* [Material to process]:

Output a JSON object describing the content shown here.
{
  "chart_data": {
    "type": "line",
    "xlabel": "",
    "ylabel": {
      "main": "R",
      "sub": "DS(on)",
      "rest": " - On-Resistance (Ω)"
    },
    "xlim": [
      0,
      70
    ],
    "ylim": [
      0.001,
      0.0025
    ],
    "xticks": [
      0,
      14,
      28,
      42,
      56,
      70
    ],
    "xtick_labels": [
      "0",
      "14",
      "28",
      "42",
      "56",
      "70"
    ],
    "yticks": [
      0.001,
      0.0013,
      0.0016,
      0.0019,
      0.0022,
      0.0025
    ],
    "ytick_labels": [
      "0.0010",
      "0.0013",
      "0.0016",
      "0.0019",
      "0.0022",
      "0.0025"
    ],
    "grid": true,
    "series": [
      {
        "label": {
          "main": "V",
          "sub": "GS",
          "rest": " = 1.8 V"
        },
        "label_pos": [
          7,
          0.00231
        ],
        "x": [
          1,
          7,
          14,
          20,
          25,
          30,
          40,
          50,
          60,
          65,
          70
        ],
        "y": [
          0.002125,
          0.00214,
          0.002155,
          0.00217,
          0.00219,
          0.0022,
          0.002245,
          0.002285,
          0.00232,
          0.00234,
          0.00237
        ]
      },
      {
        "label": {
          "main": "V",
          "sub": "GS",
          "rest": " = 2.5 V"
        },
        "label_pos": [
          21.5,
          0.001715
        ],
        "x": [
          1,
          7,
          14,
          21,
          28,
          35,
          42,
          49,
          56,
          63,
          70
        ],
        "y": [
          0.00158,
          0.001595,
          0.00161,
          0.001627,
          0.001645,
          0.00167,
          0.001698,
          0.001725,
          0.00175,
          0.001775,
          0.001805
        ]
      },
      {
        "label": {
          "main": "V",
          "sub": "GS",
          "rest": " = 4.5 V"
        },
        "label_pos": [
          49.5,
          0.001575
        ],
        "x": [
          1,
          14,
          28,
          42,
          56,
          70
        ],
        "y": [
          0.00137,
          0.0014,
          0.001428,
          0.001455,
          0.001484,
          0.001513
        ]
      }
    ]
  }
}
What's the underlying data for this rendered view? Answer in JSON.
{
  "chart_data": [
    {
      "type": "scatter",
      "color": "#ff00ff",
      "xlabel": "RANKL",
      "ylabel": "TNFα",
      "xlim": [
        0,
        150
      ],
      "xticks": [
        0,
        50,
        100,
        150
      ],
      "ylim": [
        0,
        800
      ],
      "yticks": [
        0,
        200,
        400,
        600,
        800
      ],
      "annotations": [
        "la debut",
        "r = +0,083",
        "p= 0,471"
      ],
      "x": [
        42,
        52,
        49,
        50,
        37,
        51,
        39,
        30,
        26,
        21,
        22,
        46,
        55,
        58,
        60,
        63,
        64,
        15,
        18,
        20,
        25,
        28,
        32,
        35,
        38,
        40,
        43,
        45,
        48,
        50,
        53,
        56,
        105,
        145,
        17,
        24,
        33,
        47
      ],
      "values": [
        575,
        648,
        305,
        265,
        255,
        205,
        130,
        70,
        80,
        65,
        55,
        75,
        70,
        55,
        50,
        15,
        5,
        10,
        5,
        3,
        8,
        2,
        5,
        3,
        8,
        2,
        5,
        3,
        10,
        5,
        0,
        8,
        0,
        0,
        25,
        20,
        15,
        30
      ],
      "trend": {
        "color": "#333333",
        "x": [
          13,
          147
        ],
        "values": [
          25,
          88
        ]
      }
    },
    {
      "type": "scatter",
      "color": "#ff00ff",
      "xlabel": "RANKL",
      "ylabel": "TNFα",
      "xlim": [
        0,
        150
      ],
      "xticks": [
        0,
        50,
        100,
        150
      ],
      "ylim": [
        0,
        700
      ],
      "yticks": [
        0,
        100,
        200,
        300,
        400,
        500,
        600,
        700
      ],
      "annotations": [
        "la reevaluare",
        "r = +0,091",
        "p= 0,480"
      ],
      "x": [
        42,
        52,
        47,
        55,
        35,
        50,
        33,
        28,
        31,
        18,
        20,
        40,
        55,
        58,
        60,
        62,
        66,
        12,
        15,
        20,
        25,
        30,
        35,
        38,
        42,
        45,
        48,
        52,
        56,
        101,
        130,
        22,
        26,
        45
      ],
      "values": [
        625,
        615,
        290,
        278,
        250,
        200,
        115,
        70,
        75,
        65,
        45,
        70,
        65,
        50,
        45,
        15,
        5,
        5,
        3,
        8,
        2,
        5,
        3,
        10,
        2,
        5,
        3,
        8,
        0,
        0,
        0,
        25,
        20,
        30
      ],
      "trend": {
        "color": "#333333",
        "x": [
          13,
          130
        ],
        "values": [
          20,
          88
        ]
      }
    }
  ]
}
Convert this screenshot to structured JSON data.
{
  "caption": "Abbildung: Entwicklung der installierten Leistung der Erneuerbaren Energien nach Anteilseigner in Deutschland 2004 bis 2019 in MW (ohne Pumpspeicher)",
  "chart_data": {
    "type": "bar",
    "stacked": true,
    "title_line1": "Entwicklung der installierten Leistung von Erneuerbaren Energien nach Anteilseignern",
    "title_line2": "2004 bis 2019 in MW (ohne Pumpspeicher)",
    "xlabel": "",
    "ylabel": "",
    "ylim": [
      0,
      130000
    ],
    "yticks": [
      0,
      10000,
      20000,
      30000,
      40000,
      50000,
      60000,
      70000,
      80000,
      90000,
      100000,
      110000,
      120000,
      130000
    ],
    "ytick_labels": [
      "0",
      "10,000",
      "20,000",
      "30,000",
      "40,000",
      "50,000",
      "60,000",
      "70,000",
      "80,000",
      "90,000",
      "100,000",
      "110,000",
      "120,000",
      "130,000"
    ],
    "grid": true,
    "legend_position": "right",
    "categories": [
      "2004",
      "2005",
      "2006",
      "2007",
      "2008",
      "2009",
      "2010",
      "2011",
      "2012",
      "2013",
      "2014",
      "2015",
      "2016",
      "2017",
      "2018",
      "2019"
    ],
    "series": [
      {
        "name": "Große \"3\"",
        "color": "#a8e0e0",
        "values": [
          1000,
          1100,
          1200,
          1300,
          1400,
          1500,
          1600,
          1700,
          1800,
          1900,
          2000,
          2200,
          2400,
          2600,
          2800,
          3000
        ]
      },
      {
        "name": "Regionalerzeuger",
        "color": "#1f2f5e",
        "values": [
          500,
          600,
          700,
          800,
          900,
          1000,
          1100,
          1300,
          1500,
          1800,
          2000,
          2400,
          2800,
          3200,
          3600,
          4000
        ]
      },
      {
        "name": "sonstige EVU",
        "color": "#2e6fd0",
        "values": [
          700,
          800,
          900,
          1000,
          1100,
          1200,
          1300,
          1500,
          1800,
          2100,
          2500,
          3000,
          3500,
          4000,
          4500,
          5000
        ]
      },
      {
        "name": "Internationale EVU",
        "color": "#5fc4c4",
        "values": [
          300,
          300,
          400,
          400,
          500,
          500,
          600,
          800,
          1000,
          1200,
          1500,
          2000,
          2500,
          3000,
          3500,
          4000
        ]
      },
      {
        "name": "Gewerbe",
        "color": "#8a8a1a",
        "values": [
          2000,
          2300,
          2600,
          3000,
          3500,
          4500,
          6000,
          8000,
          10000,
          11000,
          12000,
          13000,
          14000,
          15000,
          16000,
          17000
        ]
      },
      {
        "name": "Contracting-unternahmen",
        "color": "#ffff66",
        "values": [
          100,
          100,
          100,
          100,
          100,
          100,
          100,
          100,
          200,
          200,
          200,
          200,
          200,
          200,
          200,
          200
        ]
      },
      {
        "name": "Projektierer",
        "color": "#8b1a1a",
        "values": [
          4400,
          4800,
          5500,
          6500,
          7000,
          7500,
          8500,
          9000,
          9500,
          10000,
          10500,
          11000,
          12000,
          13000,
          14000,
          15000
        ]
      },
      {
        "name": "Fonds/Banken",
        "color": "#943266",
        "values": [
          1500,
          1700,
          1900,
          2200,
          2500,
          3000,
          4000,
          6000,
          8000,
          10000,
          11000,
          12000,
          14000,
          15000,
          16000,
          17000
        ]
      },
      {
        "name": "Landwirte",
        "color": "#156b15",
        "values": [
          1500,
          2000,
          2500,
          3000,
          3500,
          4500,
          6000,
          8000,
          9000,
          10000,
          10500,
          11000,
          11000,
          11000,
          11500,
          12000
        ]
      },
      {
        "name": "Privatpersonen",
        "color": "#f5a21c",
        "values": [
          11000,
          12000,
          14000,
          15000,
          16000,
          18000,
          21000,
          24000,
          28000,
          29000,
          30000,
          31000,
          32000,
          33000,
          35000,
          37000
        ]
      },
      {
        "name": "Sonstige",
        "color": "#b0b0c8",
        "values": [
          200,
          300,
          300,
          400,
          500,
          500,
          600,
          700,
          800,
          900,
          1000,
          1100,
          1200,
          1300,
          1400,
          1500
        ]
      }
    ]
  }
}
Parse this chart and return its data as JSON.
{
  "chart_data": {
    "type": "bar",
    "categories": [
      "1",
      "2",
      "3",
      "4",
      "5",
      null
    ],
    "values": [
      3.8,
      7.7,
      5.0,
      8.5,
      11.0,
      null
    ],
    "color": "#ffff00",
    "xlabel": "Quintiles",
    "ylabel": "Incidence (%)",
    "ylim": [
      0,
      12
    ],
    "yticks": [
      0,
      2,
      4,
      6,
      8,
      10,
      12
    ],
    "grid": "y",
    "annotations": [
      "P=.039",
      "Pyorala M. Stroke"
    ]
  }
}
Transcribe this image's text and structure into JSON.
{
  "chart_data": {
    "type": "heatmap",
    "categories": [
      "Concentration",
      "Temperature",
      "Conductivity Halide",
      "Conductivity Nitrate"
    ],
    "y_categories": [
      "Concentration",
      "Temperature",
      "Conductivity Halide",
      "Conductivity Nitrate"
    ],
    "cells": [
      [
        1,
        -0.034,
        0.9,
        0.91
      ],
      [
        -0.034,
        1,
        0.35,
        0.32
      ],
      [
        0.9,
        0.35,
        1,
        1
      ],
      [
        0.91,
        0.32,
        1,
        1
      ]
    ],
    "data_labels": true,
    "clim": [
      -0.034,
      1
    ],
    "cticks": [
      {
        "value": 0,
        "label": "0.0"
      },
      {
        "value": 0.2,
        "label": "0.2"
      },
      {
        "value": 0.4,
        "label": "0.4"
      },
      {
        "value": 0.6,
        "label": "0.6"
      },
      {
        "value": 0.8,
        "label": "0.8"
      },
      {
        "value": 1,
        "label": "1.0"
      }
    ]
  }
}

* [Problem to work on]:
Copy each line above containing the string "installierten".

* [Finished answer]:
  "caption": "Abbildung: Entwicklung der installierten Leistung der Erneuerbaren Energien nach Anteilseigner in Deutschland 2004 bis 2019 in MW (ohne Pumpspeicher)",
    "title_line1": "Entwicklung der installierten Leistung von Erneuerbaren Energien nach Anteilseignern",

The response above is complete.